*Exercise requirements*
Copy every line in the records below that contains the word "TRIANGULATED".

*Material shown*
+ + +

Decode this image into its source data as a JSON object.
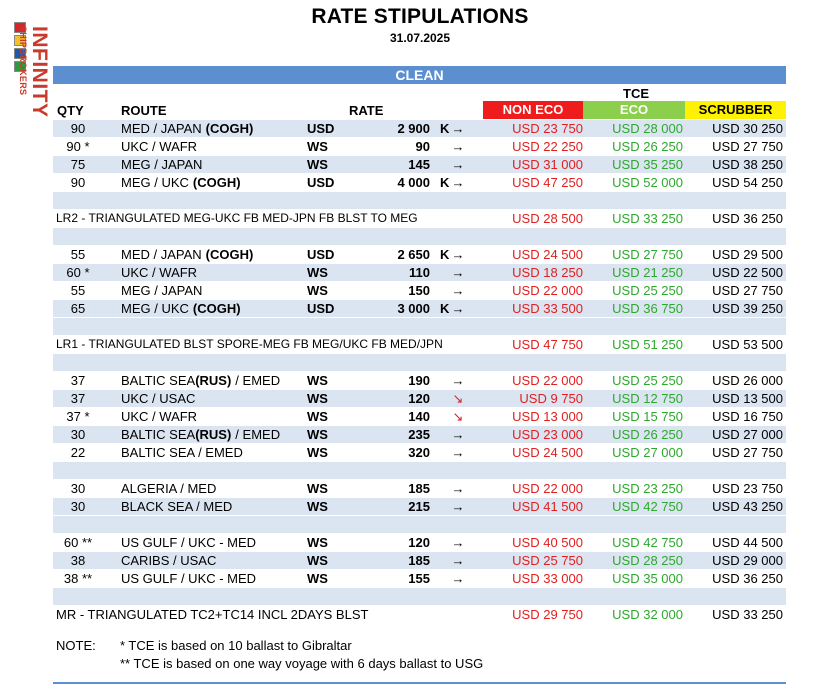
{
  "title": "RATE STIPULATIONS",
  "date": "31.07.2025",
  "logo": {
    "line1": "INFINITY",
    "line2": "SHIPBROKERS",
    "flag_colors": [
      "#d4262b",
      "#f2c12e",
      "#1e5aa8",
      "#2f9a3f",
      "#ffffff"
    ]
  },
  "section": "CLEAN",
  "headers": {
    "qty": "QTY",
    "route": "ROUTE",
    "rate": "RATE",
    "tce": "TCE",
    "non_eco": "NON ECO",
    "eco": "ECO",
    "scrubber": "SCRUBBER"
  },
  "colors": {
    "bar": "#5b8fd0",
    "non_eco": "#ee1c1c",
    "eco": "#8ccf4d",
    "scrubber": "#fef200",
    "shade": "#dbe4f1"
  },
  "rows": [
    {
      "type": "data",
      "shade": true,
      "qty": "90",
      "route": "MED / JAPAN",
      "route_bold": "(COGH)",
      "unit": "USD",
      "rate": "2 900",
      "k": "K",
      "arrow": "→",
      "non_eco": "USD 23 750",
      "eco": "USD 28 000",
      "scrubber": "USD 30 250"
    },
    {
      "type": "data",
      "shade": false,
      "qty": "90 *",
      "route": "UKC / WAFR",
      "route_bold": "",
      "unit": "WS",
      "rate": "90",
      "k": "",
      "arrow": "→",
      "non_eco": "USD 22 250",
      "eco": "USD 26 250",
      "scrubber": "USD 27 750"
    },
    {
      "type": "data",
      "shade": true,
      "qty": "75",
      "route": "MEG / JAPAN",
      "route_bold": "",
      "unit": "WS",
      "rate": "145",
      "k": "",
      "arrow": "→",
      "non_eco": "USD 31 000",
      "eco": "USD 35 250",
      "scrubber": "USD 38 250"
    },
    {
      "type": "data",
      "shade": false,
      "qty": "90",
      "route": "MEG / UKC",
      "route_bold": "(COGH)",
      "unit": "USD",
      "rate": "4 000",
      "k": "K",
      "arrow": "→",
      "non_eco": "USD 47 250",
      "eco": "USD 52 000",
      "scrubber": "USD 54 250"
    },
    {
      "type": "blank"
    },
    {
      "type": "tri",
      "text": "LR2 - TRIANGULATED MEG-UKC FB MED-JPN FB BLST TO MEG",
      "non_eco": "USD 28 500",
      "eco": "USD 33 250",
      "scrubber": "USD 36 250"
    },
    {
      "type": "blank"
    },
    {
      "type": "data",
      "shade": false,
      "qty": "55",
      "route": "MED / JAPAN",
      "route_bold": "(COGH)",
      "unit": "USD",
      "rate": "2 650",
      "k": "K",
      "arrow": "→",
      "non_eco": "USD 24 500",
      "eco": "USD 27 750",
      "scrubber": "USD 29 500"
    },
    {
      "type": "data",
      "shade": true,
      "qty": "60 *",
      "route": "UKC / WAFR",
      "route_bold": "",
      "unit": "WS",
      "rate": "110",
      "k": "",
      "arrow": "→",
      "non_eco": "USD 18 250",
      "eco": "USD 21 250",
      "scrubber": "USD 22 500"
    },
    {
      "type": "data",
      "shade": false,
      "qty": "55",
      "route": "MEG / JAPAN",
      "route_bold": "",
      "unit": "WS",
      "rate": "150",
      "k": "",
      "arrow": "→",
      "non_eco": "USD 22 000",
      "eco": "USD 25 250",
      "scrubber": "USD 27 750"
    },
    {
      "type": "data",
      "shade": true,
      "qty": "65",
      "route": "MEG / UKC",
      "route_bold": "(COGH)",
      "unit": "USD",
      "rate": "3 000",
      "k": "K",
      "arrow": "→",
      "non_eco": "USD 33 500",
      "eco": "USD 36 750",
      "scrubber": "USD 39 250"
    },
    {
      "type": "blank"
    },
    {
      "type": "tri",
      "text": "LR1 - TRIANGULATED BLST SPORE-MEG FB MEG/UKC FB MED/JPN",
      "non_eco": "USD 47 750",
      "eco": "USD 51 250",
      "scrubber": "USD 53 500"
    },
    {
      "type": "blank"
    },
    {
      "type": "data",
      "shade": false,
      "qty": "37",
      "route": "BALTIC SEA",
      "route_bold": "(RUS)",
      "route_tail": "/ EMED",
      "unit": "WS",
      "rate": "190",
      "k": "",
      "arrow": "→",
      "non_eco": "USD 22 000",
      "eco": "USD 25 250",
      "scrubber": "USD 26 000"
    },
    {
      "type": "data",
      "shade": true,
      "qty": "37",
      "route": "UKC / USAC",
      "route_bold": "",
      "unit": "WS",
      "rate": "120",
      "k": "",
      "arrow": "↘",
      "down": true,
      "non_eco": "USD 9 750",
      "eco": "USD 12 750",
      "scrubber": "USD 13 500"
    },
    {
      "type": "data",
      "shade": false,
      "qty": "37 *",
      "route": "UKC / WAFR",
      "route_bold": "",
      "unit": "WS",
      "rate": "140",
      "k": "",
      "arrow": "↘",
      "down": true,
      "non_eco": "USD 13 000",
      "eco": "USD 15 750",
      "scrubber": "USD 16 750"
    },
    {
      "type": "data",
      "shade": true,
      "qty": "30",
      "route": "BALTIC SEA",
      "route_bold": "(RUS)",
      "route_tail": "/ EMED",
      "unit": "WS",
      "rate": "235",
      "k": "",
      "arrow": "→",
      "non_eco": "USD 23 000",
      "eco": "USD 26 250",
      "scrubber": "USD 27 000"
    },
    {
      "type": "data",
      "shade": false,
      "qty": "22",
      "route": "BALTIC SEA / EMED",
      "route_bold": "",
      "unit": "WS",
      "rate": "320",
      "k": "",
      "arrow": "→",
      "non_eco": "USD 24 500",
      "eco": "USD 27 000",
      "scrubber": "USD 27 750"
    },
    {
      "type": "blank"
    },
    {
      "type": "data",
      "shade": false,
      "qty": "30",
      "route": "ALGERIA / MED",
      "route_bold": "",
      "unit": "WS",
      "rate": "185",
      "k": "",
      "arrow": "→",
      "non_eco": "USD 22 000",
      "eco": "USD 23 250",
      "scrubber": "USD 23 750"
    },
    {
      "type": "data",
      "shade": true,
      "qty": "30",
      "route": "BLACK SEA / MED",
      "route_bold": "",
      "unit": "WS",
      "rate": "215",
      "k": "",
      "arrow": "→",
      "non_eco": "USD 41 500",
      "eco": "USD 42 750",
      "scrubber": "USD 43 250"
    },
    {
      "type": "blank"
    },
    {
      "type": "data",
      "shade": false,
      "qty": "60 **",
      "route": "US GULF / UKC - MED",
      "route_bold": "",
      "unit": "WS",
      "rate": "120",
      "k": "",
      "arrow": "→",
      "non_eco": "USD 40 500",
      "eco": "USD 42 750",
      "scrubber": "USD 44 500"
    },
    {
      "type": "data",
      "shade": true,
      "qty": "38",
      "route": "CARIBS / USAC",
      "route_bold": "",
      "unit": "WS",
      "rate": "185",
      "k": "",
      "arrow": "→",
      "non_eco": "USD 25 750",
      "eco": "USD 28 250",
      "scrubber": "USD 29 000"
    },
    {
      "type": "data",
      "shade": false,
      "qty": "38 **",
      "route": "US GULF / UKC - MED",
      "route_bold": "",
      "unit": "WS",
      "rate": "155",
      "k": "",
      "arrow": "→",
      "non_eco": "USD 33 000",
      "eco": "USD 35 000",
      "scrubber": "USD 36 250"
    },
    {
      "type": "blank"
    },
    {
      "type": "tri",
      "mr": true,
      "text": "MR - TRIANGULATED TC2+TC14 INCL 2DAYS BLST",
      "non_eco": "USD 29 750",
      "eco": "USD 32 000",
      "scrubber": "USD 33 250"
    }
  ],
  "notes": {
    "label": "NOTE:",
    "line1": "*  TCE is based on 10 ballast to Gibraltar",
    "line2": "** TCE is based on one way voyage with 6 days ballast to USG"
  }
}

+ + +

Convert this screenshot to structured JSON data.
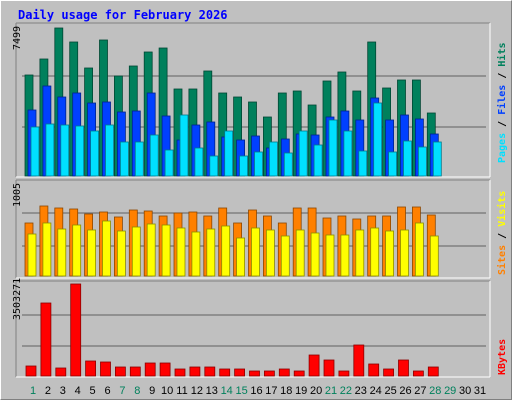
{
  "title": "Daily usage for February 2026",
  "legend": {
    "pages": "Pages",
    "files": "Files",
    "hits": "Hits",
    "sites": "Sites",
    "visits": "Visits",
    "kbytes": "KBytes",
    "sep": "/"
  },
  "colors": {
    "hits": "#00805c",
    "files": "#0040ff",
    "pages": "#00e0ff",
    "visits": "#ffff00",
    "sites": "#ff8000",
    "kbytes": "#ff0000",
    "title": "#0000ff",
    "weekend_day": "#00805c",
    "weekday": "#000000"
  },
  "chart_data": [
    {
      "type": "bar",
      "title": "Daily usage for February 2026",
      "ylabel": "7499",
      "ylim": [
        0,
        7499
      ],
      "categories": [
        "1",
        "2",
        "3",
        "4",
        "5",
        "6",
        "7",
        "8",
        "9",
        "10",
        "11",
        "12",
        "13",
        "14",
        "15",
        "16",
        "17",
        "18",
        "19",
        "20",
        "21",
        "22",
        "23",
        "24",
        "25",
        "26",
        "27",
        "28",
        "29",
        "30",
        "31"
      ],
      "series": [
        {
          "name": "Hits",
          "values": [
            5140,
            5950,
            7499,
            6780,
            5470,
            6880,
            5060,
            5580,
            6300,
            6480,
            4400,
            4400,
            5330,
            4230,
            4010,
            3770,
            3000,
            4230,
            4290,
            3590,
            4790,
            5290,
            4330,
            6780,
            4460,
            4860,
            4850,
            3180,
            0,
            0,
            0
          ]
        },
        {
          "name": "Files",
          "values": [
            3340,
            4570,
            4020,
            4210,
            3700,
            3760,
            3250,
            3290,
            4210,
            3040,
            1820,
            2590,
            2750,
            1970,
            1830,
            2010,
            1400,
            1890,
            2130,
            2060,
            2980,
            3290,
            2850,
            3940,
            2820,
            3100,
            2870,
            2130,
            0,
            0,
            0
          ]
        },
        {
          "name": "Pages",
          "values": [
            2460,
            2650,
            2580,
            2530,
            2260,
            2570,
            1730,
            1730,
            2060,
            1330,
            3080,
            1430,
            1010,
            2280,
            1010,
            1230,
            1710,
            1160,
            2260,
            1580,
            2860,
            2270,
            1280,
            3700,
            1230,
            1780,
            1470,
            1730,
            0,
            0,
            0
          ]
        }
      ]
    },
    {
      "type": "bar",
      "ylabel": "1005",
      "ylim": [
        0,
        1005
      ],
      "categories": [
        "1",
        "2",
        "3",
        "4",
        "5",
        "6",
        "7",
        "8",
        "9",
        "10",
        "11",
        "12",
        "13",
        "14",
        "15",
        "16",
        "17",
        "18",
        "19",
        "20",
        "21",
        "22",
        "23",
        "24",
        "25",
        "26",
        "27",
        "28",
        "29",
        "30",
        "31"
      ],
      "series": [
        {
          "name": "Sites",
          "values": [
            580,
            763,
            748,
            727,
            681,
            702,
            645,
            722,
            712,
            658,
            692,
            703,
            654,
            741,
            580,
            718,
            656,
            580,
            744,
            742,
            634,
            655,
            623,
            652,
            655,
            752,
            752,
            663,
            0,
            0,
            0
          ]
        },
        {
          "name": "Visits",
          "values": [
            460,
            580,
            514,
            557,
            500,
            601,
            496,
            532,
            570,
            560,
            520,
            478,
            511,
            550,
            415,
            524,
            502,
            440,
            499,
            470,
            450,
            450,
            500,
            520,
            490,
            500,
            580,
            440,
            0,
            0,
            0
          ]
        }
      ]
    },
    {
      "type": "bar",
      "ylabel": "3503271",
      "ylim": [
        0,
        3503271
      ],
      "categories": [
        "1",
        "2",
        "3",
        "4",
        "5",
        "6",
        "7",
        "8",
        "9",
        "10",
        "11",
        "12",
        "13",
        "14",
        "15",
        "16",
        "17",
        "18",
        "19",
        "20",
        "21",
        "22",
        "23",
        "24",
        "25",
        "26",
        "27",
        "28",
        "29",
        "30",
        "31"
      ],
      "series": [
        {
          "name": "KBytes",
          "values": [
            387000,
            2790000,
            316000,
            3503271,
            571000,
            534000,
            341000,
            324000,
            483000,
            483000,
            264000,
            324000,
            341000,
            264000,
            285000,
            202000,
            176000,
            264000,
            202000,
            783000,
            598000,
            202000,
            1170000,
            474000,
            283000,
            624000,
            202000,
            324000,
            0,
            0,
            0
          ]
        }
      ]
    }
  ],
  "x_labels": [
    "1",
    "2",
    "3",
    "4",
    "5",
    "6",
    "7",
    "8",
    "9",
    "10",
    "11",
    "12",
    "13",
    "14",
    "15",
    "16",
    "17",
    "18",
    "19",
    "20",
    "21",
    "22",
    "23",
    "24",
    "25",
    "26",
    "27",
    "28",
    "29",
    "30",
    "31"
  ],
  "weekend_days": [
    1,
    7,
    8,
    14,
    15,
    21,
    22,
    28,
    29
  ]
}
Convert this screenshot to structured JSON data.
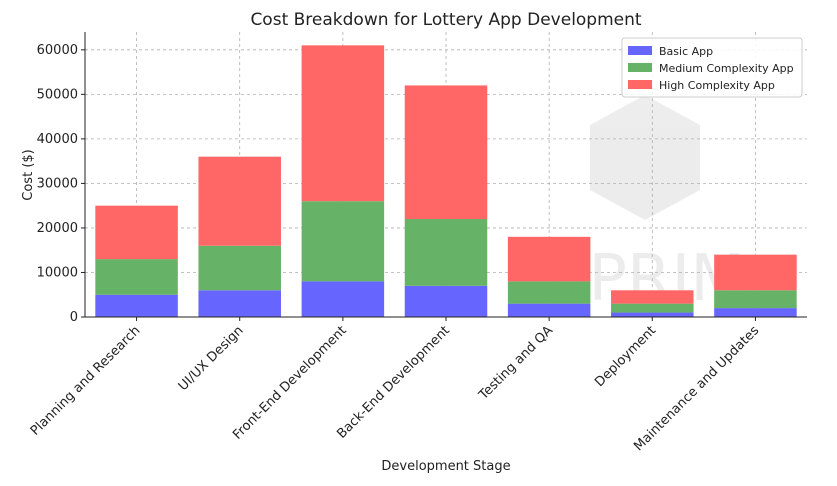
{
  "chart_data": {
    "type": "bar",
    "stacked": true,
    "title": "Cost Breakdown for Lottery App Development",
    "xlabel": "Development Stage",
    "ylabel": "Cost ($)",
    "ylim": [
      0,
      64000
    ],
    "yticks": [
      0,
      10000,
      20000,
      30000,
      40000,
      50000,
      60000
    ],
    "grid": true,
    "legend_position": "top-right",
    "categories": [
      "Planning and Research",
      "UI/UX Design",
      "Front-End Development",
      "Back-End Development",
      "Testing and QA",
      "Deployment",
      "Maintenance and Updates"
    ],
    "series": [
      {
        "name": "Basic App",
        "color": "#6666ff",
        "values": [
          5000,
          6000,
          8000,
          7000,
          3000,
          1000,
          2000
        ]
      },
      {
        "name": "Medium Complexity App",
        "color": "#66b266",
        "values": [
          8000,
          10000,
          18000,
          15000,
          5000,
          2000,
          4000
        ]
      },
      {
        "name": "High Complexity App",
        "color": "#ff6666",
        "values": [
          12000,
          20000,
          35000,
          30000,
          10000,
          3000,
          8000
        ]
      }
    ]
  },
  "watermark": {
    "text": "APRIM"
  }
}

+ + +

*Reply to the task*
      "text": "LR2 - TRIANGULATED MEG-UKC FB MED-JPN FB BLST TO MEG",
      "text": "LR1 - TRIANGULATED BLST SPORE-MEG FB MEG/UKC FB MED/JPN",
      "text": "MR - TRIANGULATED TC2+TC14 INCL 2DAYS BLST",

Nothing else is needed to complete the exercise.